Covid-19, un esercito di nuovi poveri: 4.000 famiglie bussano alla porta della Caritas

Covid-19, un esercito di nuovi poveri: 4.000 famiglie bussano alla porta della Caritas
di Francesca RANA
3 Minuti di Lettura
Venerdì 24 Aprile 2020, 08:47
Sono raddoppiati, in 70 Caritas parrocchiali, i nuclei famigliari assistiti, fino a 4000/4500, in difficoltà in base ad una indagine conoscitiva in corso sugli effetti di tutte le misure di contenimento su contagio e diffusione di covid-19, e circa 1000 utenti fino a poche settimane fa sconosciuti si sono rivolti ai Servizi Sociali comunali.

La fotografia di tutte le nuove povertà non è nitida, tuttavia ci consegna uno scenario di criticità aumentate. Alla porta, hanno bussato persone mai incontrate prima, nelle periferie tarantine e nei paesi in provincia, alla ricerca di aiuti, buoni spesa o viveri, grazie alla spesa sospesa nei supermercati: «La situazione è peggiorata - racconta il direttore di Caritas Diocesana, don Nino Borsci - alla mensa di San Pio X fanno panini, oltre a piatti cucinati, perché erano diventati tanti ospiti, sia senza fissa dimora - parecchi hanno rifiutato di risiedere al Centro di Accoglienza Notturna diocesano in città vecchia e dormono al centro temporaneo di Comune e Airone Junior all’ex mercato ortofrutticolo ai Tamburi ndc - sia insospettabili, con famiglia e casa, rimasti senza bombola. Facevano lavoretti a nero, in pesca, mitilicoltura, e non possono sostenersi. Una signora non può andare a fare le pulizie, perché non ha un regolare contratto. Hanno avuto compassione e non l’hanno multata, ora però è spaventata e non esce più. Ad una proprietaria ho proposto di pagare con i voucher. Noi dobbiamo continuare ad indicare strade legali. Ancora, abbiamo consegnato viveri a giostrai e circensi, spesso stranieri, a Lama, San Vito, Crispiano e Martina Franca». In aggiunta, gli stessi parroci hanno meno entrate di questua e offerte e la Protezione Civile o altri enti non avrebbero donato mascherine o guanti.

### Dati forniti
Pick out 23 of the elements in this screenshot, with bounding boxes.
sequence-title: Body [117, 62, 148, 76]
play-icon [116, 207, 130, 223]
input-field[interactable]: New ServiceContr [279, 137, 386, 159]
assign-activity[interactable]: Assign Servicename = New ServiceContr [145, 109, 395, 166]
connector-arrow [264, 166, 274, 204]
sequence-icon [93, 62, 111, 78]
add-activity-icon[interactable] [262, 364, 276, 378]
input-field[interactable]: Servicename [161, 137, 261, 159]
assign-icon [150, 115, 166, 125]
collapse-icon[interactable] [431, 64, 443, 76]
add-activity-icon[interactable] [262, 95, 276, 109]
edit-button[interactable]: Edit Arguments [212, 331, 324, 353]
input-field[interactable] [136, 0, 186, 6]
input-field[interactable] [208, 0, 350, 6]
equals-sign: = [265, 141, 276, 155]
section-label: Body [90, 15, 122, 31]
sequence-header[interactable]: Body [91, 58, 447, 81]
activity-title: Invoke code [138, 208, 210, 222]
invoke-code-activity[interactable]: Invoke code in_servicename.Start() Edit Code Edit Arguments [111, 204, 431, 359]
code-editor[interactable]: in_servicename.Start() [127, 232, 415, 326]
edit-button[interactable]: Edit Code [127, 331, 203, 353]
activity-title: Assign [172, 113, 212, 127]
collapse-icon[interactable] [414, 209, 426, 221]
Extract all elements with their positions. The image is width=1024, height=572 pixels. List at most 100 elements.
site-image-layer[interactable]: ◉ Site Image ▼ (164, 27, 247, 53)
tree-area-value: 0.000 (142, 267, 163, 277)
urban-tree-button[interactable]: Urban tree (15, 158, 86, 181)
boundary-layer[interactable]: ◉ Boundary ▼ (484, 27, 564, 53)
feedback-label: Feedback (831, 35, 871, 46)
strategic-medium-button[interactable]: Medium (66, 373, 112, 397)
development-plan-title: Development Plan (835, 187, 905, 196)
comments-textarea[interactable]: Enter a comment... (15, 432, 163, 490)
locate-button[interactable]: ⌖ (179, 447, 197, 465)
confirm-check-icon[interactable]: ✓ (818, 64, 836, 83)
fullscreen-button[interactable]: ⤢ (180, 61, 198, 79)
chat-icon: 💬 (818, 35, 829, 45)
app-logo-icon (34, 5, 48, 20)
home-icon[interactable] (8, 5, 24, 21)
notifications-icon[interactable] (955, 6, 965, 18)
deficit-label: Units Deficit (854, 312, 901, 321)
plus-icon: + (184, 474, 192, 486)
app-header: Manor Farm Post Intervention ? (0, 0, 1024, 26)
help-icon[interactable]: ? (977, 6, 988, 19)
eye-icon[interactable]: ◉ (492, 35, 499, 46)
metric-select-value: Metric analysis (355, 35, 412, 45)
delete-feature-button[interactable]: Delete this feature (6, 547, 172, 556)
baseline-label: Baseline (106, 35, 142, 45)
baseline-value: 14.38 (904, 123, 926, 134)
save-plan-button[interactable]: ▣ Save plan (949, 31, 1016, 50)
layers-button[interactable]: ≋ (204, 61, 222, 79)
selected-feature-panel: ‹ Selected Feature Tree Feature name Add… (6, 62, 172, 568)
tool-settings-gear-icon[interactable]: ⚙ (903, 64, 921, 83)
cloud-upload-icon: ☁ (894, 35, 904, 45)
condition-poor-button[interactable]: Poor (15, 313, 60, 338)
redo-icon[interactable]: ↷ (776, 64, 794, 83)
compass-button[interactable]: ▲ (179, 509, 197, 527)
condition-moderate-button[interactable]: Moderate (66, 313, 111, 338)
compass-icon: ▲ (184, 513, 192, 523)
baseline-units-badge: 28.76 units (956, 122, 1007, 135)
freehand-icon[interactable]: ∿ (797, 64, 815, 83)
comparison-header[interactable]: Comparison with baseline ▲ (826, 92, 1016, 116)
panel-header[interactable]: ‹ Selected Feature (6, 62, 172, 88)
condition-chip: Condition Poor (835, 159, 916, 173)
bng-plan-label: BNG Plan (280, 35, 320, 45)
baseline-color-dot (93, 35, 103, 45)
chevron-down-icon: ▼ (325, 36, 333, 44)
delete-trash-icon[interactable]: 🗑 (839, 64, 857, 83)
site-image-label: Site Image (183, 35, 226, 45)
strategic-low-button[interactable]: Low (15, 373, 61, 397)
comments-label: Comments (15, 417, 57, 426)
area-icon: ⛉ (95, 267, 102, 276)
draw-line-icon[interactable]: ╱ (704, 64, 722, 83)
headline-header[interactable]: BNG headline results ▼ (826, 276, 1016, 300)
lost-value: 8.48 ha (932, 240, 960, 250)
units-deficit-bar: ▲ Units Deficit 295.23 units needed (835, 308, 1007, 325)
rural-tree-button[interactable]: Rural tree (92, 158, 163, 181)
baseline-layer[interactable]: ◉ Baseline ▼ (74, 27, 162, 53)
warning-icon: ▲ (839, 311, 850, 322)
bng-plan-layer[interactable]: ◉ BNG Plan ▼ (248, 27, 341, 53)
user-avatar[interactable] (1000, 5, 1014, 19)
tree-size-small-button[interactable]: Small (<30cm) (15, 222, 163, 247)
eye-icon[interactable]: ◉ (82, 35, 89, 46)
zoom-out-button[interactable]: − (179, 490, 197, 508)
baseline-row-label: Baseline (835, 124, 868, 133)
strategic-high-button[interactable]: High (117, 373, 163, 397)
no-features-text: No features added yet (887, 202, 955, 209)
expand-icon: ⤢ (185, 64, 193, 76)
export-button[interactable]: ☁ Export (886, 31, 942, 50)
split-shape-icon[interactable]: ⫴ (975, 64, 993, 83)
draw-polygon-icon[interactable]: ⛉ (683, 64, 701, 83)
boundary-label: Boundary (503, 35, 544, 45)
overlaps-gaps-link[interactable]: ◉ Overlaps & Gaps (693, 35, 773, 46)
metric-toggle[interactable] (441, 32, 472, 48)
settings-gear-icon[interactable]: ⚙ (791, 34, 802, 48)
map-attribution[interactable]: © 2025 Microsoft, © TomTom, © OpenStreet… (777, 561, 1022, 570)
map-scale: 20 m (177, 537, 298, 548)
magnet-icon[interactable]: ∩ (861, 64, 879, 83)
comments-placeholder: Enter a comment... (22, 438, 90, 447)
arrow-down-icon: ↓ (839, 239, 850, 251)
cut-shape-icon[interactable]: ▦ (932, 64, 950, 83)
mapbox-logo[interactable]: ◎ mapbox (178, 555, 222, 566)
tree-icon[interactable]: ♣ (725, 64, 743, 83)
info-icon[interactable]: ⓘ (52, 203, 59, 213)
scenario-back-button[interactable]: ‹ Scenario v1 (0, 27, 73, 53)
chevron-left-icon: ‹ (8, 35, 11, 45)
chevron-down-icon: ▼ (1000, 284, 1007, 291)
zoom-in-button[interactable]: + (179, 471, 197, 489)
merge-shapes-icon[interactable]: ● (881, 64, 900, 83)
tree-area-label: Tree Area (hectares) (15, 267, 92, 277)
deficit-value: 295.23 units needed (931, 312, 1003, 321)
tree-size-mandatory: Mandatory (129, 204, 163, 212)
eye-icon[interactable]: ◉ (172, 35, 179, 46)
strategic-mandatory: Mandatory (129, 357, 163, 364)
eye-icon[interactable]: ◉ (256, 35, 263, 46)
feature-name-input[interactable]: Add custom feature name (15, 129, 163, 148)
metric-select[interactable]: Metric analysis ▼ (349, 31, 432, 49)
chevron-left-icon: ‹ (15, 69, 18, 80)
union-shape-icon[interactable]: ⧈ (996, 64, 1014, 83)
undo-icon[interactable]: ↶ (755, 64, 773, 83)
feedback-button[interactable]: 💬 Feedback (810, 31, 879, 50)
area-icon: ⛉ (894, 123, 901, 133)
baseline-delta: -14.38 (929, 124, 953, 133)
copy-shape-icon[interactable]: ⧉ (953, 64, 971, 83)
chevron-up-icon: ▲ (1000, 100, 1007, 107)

### Consegna A
Nell'articolo sulla Caritas, in quali località sono stati consegnati viveri a giostrai e circensi? Elencale tutte.
### Consegna B
Traduci in inglese questa frase dell'articolo sulla Caritas: «Una signora non può andare a fare le pulizie, perché non ha un regolare contratto.»

### La tua soluzione A
Lama, San Vito, Crispiano, Martina Franca

### La tua soluzione B
A woman cannot go to do cleaning work because she does not have a regular contract.